WHAT YOU WILL DO – Repeat, exactly and completely, the entries shown underneath.

==== GIVEN ENTRIES

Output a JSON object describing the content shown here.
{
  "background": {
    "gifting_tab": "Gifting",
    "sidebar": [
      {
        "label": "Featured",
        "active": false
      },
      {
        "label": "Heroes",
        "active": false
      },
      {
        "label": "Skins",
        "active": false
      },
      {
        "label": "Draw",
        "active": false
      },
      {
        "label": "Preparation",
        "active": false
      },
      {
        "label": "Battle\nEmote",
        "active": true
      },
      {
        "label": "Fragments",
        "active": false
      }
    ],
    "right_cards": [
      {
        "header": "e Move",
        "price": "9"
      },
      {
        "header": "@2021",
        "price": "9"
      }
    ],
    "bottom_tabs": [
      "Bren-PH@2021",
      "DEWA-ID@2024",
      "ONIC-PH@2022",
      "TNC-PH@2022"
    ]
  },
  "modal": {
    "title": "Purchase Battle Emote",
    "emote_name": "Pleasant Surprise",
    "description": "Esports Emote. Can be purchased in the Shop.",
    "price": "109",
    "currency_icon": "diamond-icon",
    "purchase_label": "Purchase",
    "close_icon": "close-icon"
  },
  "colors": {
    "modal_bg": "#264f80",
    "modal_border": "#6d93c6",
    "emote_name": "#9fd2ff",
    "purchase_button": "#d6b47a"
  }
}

========

FINAL RESULT –
Output a JSON object describing the content shown here.
{
  "background": {
    "gifting_tab": "Gifting",
    "sidebar": [
      {
        "label": "Featured",
        "active": false
      },
      {
        "label": "Heroes",
        "active": false
      },
      {
        "label": "Skins",
        "active": false
      },
      {
        "label": "Draw",
        "active": false
      },
      {
        "label": "Preparation",
        "active": false
      },
      {
        "label": "Battle\nEmote",
        "active": true
      },
      {
        "label": "Fragments",
        "active": false
      }
    ],
    "right_cards": [
      {
        "header": "e Move",
        "price": "9"
      },
      {
        "header": "@2021",
        "price": "9"
      }
    ],
    "bottom_tabs": [
      "Bren-PH@2021",
      "DEWA-ID@2024",
      "ONIC-PH@2022",
      "TNC-PH@2022"
    ]
  },
  "modal": {
    "title": "Purchase Battle Emote",
    "emote_name": "Pleasant Surprise",
    "description": "Esports Emote. Can be purchased in the Shop.",
    "price": "109",
    "currency_icon": "diamond-icon",
    "purchase_label": "Purchase",
    "close_icon": "close-icon"
  },
  "colors": {
    "modal_bg": "#264f80",
    "modal_border": "#6d93c6",
    "emote_name": "#9fd2ff",
    "purchase_button": "#d6b47a"
  }
}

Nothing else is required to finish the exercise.